Copy the data word for word, keeping every line.
....
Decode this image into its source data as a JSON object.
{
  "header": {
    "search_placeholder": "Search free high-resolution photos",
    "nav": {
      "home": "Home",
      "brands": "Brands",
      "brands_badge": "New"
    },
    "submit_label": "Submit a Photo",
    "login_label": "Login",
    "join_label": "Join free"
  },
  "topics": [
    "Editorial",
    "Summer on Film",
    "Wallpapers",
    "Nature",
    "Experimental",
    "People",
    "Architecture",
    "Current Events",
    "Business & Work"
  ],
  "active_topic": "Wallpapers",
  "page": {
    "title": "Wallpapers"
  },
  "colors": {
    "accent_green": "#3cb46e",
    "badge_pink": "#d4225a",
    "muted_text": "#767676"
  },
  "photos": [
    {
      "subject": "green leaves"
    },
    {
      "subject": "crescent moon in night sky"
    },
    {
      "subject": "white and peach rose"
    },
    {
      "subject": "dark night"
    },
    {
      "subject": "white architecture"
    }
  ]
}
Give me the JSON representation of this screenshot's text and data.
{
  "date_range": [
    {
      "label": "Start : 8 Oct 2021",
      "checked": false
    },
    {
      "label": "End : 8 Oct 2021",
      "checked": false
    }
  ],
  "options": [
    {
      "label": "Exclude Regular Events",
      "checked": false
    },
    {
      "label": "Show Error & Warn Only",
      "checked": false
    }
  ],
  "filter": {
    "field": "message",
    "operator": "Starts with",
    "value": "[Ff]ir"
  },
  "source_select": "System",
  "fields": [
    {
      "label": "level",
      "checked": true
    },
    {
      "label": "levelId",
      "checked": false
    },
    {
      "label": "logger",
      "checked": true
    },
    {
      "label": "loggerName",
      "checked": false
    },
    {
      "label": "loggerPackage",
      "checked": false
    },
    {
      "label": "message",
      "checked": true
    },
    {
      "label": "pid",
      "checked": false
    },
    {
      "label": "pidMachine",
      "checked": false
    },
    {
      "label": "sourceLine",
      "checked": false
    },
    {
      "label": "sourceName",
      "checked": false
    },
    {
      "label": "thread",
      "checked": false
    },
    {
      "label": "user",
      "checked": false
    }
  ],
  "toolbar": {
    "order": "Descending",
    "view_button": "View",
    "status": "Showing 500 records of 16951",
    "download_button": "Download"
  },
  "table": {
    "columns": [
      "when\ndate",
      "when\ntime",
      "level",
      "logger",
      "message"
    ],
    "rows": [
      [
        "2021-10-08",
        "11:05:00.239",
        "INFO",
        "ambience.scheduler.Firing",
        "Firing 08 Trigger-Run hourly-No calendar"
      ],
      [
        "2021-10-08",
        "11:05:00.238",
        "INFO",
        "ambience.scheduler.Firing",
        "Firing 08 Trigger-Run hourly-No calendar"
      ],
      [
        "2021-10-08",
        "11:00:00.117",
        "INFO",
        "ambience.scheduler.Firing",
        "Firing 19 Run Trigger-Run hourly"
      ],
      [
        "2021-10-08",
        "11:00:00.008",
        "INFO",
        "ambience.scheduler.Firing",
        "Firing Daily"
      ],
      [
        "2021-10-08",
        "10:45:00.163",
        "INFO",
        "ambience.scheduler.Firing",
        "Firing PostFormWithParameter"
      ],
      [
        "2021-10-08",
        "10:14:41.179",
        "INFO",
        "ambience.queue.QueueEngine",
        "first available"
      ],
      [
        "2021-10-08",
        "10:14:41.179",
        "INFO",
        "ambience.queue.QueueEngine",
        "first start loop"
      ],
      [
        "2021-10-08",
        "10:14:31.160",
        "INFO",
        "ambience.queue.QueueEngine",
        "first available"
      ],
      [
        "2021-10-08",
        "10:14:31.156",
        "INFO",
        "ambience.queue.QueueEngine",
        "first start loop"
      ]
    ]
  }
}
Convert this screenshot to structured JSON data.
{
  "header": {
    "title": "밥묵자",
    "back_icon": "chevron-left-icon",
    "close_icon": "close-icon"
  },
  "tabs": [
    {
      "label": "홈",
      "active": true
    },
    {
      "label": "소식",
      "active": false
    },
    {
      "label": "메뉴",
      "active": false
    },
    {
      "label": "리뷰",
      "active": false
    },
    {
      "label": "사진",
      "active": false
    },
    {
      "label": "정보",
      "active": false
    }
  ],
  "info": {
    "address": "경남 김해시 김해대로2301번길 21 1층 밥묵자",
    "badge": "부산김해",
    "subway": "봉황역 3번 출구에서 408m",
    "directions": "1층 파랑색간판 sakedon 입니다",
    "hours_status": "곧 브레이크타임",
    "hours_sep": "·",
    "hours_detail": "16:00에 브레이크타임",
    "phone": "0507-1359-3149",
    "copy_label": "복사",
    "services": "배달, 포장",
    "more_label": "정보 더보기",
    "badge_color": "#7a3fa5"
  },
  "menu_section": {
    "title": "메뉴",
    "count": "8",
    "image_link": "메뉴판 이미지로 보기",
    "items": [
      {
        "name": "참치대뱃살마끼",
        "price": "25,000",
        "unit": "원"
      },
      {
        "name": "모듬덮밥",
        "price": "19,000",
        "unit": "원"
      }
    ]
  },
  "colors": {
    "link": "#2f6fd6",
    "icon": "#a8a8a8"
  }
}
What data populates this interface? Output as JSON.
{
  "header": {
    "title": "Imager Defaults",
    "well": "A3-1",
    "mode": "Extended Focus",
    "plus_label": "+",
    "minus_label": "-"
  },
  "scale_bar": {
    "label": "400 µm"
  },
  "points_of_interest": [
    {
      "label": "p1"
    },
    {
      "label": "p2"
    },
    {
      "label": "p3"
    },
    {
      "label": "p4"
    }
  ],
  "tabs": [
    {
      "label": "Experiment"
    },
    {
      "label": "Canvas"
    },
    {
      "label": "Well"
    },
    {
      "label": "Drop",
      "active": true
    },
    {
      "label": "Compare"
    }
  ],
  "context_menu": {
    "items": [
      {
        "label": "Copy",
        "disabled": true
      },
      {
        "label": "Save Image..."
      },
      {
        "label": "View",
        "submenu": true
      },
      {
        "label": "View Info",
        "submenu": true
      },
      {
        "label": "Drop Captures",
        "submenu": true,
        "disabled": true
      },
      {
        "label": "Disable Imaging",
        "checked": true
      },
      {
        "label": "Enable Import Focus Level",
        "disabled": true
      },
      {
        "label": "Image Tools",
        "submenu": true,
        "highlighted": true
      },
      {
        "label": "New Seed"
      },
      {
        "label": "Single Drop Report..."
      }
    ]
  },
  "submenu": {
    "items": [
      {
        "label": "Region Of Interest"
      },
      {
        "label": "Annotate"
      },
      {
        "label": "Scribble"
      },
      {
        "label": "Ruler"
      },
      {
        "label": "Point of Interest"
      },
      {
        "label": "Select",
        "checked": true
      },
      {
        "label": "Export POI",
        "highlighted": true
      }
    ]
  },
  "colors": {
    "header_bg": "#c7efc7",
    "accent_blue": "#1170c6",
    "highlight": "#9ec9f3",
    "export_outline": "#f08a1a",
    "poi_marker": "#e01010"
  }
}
....
### Problem solution:
Decode this image into its source data as a JSON object.
{
  "header": {
    "search_placeholder": "Search free high-resolution photos",
    "nav": {
      "home": "Home",
      "brands": "Brands",
      "brands_badge": "New"
    },
    "submit_label": "Submit a Photo",
    "login_label": "Login",
    "join_label": "Join free"
  },
  "topics": [
    "Editorial",
    "Summer on Film",
    "Wallpapers",
    "Nature",
    "Experimental",
    "People",
    "Architecture",
    "Current Events",
    "Business & Work"
  ],
  "active_topic": "Wallpapers",
  "page": {
    "title": "Wallpapers"
  },
  "colors": {
    "accent_green": "#3cb46e",
    "badge_pink": "#d4225a",
    "muted_text": "#767676"
  },
  "photos": [
    {
      "subject": "green leaves"
    },
    {
      "subject": "crescent moon in night sky"
    },
    {
      "subject": "white and peach rose"
    },
    {
      "subject": "dark night"
    },
    {
      "subject": "white architecture"
    }
  ]
}
Give me the JSON representation of this screenshot's text and data.
{
  "date_range": [
    {
      "label": "Start : 8 Oct 2021",
      "checked": false
    },
    {
      "label": "End : 8 Oct 2021",
      "checked": false
    }
  ],
  "options": [
    {
      "label": "Exclude Regular Events",
      "checked": false
    },
    {
      "label": "Show Error & Warn Only",
      "checked": false
    }
  ],
  "filter": {
    "field": "message",
    "operator": "Starts with",
    "value": "[Ff]ir"
  },
  "source_select": "System",
  "fields": [
    {
      "label": "level",
      "checked": true
    },
    {
      "label": "levelId",
      "checked": false
    },
    {
      "label": "logger",
      "checked": true
    },
    {
      "label": "loggerName",
      "checked": false
    },
    {
      "label": "loggerPackage",
      "checked": false
    },
    {
      "label": "message",
      "checked": true
    },
    {
      "label": "pid",
      "checked": false
    },
    {
      "label": "pidMachine",
      "checked": false
    },
    {
      "label": "sourceLine",
      "checked": false
    },
    {
      "label": "sourceName",
      "checked": false
    },
    {
      "label": "thread",
      "checked": false
    },
    {
      "label": "user",
      "checked": false
    }
  ],
  "toolbar": {
    "order": "Descending",
    "view_button": "View",
    "status": "Showing 500 records of 16951",
    "download_button": "Download"
  },
  "table": {
    "columns": [
      "when\ndate",
      "when\ntime",
      "level",
      "logger",
      "message"
    ],
    "rows": [
      [
        "2021-10-08",
        "11:05:00.239",
        "INFO",
        "ambience.scheduler.Firing",
        "Firing 08 Trigger-Run hourly-No calendar"
      ],
      [
        "2021-10-08",
        "11:05:00.238",
        "INFO",
        "ambience.scheduler.Firing",
        "Firing 08 Trigger-Run hourly-No calendar"
      ],
      [
        "2021-10-08",
        "11:00:00.117",
        "INFO",
        "ambience.scheduler.Firing",
        "Firing 19 Run Trigger-Run hourly"
      ],
      [
        "2021-10-08",
        "11:00:00.008",
        "INFO",
        "ambience.scheduler.Firing",
        "Firing Daily"
      ],
      [
        "2021-10-08",
        "10:45:00.163",
        "INFO",
        "ambience.scheduler.Firing",
        "Firing PostFormWithParameter"
      ],
      [
        "2021-10-08",
        "10:14:41.179",
        "INFO",
        "ambience.queue.QueueEngine",
        "first available"
      ],
      [
        "2021-10-08",
        "10:14:41.179",
        "INFO",
        "ambience.queue.QueueEngine",
        "first start loop"
      ],
      [
        "2021-10-08",
        "10:14:31.160",
        "INFO",
        "ambience.queue.QueueEngine",
        "first available"
      ],
      [
        "2021-10-08",
        "10:14:31.156",
        "INFO",
        "ambience.queue.QueueEngine",
        "first start loop"
      ]
    ]
  }
}
Convert this screenshot to structured JSON data.
{
  "header": {
    "title": "밥묵자",
    "back_icon": "chevron-left-icon",
    "close_icon": "close-icon"
  },
  "tabs": [
    {
      "label": "홈",
      "active": true
    },
    {
      "label": "소식",
      "active": false
    },
    {
      "label": "메뉴",
      "active": false
    },
    {
      "label": "리뷰",
      "active": false
    },
    {
      "label": "사진",
      "active": false
    },
    {
      "label": "정보",
      "active": false
    }
  ],
  "info": {
    "address": "경남 김해시 김해대로2301번길 21 1층 밥묵자",
    "badge": "부산김해",
    "subway": "봉황역 3번 출구에서 408m",
    "directions": "1층 파랑색간판 sakedon 입니다",
    "hours_status": "곧 브레이크타임",
    "hours_sep": "·",
    "hours_detail": "16:00에 브레이크타임",
    "phone": "0507-1359-3149",
    "copy_label": "복사",
    "services": "배달, 포장",
    "more_label": "정보 더보기",
    "badge_color": "#7a3fa5"
  },
  "menu_section": {
    "title": "메뉴",
    "count": "8",
    "image_link": "메뉴판 이미지로 보기",
    "items": [
      {
        "name": "참치대뱃살마끼",
        "price": "25,000",
        "unit": "원"
      },
      {
        "name": "모듬덮밥",
        "price": "19,000",
        "unit": "원"
      }
    ]
  },
  "colors": {
    "link": "#2f6fd6",
    "icon": "#a8a8a8"
  }
}
What data populates this interface? Output as JSON.
{
  "header": {
    "title": "Imager Defaults",
    "well": "A3-1",
    "mode": "Extended Focus",
    "plus_label": "+",
    "minus_label": "-"
  },
  "scale_bar": {
    "label": "400 µm"
  },
  "points_of_interest": [
    {
      "label": "p1"
    },
    {
      "label": "p2"
    },
    {
      "label": "p3"
    },
    {
      "label": "p4"
    }
  ],
  "tabs": [
    {
      "label": "Experiment"
    },
    {
      "label": "Canvas"
    },
    {
      "label": "Well"
    },
    {
      "label": "Drop",
      "active": true
    },
    {
      "label": "Compare"
    }
  ],
  "context_menu": {
    "items": [
      {
        "label": "Copy",
        "disabled": true
      },
      {
        "label": "Save Image..."
      },
      {
        "label": "View",
        "submenu": true
      },
      {
        "label": "View Info",
        "submenu": true
      },
      {
        "label": "Drop Captures",
        "submenu": true,
        "disabled": true
      },
      {
        "label": "Disable Imaging",
        "checked": true
      },
      {
        "label": "Enable Import Focus Level",
        "disabled": true
      },
      {
        "label": "Image Tools",
        "submenu": true,
        "highlighted": true
      },
      {
        "label": "New Seed"
      },
      {
        "label": "Single Drop Report..."
      }
    ]
  },
  "submenu": {
    "items": [
      {
        "label": "Region Of Interest"
      },
      {
        "label": "Annotate"
      },
      {
        "label": "Scribble"
      },
      {
        "label": "Ruler"
      },
      {
        "label": "Point of Interest"
      },
      {
        "label": "Select",
        "checked": true
      },
      {
        "label": "Export POI",
        "highlighted": true
      }
    ]
  },
  "colors": {
    "header_bg": "#c7efc7",
    "accent_blue": "#1170c6",
    "highlight": "#9ec9f3",
    "export_outline": "#f08a1a",
    "poi_marker": "#e01010"
  }
}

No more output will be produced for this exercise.